[Task brief]:
Look through the material below for "wieder". Copy every line that contains it.

Stored entries
● ● ●

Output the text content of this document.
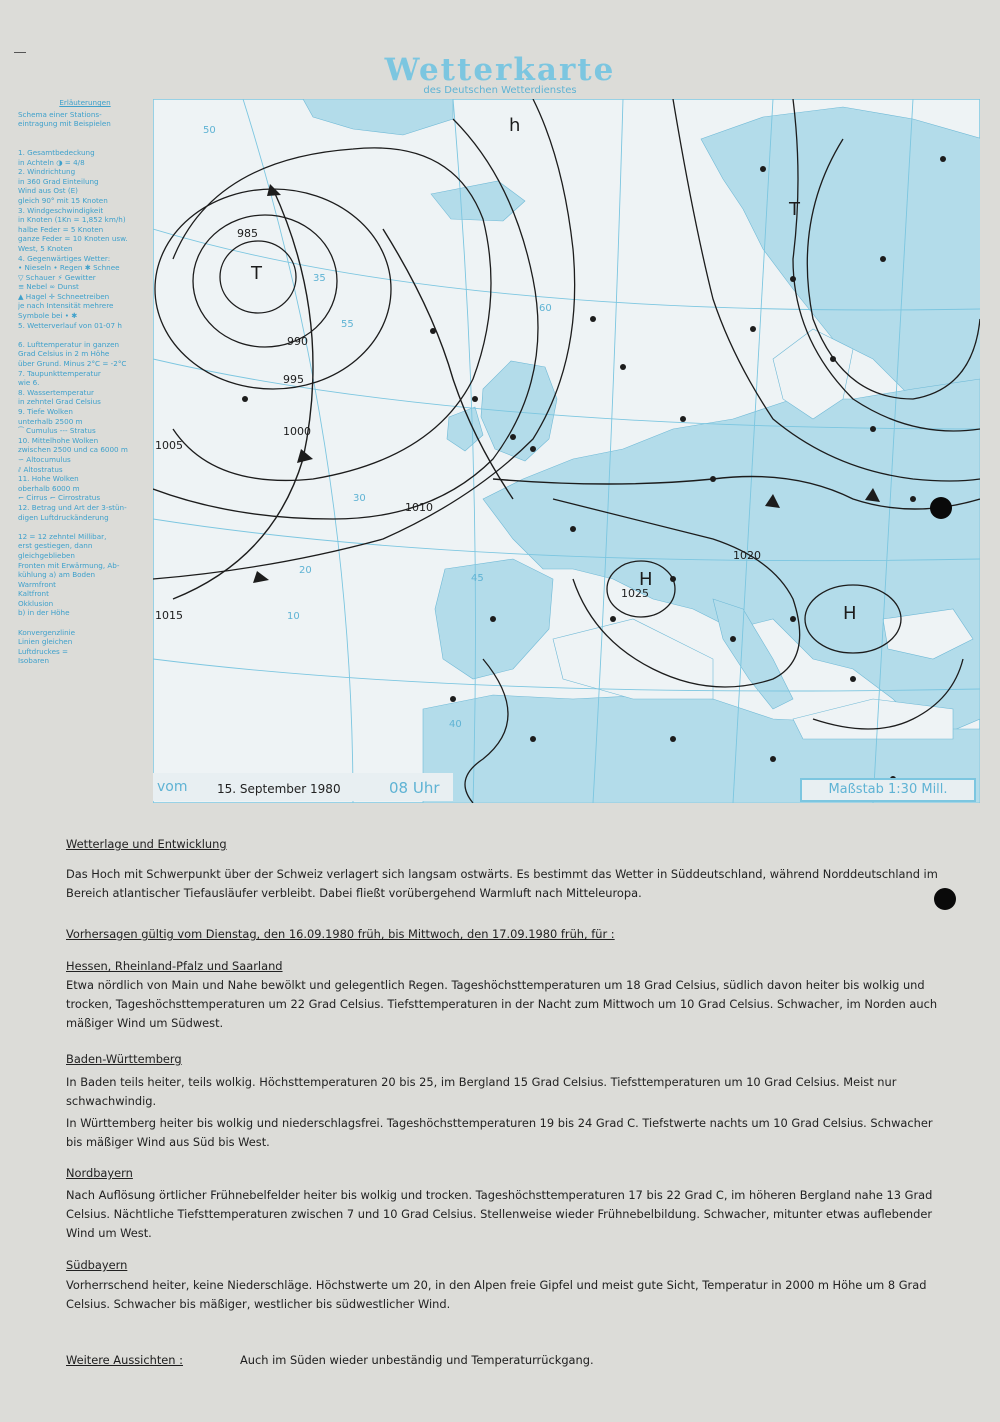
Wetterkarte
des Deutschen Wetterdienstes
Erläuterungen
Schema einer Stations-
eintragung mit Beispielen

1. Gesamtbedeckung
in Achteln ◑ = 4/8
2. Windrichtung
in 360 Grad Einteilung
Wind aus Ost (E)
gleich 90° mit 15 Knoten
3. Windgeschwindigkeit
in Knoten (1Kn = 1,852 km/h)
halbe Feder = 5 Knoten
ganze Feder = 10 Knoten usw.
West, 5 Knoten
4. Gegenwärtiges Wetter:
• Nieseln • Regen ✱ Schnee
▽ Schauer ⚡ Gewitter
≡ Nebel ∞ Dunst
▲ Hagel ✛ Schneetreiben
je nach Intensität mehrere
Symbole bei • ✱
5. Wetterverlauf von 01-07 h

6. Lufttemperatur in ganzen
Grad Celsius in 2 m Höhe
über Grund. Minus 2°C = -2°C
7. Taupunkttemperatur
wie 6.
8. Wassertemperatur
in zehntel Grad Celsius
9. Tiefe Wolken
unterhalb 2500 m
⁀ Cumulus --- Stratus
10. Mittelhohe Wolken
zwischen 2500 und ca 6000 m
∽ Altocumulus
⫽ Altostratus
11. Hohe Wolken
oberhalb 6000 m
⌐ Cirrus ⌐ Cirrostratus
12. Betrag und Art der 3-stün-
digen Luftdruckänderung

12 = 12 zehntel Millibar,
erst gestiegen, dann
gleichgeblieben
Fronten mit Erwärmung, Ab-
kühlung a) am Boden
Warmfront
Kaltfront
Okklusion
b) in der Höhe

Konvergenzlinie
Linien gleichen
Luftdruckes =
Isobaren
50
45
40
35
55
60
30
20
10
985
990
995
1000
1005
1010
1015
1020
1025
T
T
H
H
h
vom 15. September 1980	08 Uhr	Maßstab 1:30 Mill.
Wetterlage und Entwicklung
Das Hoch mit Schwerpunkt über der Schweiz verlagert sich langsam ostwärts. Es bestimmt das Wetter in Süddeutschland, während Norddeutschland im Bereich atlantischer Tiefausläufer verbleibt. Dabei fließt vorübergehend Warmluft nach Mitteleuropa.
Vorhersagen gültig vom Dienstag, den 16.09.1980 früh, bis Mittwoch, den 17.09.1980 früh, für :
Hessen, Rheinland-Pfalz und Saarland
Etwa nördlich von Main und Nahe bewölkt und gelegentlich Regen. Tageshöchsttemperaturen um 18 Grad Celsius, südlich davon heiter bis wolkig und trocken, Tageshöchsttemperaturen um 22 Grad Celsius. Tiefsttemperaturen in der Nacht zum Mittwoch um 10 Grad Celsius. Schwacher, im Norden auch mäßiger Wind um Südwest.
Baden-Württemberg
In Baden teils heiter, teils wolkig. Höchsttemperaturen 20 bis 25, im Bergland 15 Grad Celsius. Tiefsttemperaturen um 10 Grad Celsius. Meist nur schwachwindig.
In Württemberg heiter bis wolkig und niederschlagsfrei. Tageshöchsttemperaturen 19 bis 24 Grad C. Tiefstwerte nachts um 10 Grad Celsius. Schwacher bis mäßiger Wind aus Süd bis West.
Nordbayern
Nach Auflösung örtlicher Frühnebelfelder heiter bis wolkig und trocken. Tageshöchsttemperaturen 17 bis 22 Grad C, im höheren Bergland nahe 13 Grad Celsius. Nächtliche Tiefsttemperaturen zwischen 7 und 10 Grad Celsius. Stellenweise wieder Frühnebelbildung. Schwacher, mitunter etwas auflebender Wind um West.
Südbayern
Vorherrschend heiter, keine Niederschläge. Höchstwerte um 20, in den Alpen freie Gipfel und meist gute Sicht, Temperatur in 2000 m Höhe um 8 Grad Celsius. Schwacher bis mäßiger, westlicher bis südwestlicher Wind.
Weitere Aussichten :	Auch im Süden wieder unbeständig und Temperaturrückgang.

● ● ●

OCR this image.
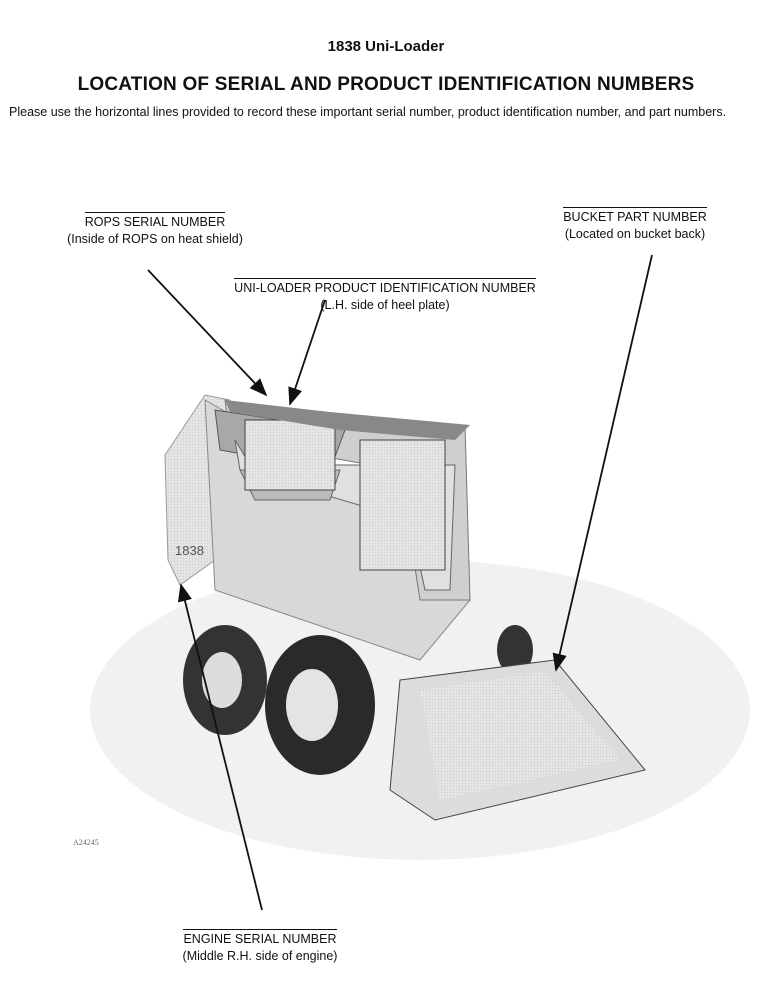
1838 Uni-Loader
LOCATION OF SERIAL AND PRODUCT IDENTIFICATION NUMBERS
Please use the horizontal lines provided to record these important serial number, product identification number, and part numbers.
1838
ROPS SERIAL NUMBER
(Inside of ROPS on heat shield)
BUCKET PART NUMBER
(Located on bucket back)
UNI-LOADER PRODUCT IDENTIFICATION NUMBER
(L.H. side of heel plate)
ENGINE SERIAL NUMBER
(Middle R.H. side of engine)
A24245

● ● ●

[Full answer]:
Nach Auflösung örtlicher Frühnebelfelder heiter bis wolkig und trocken. Tageshöchsttemperaturen 17 bis 22 Grad C, im höheren Bergland nahe 13 Grad Celsius. Nächtliche Tiefsttemperaturen zwischen 7 und 10 Grad Celsius. Stellenweise wieder Frühnebelbildung. Schwacher, mitunter etwas auflebender Wind um West.
Weitere Aussichten :	Auch im Süden wieder unbeständig und Temperaturrückgang.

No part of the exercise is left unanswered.